• [WHAT THE TASK ASKS]:
Gather each line containing the string "设甲每小时加工" from these entries.

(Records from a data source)
——
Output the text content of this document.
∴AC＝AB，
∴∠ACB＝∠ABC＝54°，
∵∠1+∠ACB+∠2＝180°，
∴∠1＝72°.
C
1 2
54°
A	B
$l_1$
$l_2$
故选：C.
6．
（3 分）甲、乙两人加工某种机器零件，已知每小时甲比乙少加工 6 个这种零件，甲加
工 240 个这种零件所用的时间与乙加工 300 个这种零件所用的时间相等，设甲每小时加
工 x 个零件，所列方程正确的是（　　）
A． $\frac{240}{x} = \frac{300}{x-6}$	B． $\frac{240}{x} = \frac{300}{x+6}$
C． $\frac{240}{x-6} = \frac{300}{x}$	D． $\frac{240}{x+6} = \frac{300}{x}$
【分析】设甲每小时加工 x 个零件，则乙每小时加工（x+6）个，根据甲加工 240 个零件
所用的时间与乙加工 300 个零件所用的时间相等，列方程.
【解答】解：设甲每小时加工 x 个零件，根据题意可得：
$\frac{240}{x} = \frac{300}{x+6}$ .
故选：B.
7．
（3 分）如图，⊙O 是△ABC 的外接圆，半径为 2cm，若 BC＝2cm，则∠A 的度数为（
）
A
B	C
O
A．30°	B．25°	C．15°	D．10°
——
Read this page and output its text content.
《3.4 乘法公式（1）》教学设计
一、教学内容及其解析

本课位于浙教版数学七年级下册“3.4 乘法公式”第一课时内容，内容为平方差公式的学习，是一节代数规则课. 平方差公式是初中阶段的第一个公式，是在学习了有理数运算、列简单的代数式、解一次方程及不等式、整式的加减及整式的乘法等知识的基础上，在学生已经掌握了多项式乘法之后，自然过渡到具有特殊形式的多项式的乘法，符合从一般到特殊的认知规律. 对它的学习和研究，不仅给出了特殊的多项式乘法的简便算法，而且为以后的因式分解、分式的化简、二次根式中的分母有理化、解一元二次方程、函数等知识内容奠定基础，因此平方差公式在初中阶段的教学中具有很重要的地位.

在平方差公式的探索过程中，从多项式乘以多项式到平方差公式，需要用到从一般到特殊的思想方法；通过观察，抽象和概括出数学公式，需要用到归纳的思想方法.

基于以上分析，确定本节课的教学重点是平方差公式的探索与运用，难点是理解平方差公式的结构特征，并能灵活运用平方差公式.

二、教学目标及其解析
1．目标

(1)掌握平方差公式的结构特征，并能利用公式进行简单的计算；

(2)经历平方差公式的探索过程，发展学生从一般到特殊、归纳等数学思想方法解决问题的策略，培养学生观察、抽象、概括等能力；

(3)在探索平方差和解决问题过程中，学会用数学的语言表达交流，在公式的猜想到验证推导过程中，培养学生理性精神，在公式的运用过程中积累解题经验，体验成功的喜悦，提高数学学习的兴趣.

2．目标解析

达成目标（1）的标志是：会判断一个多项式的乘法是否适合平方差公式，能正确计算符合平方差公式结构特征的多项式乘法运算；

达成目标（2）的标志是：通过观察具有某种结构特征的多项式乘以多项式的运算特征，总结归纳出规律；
——
• [TASK OUTPUT]:
【分析】设甲每小时加工 x 个零件，则乙每小时加工（x+6）个，根据甲加工 240 个零件
【解答】解：设甲每小时加工 x 个零件，根据题意可得：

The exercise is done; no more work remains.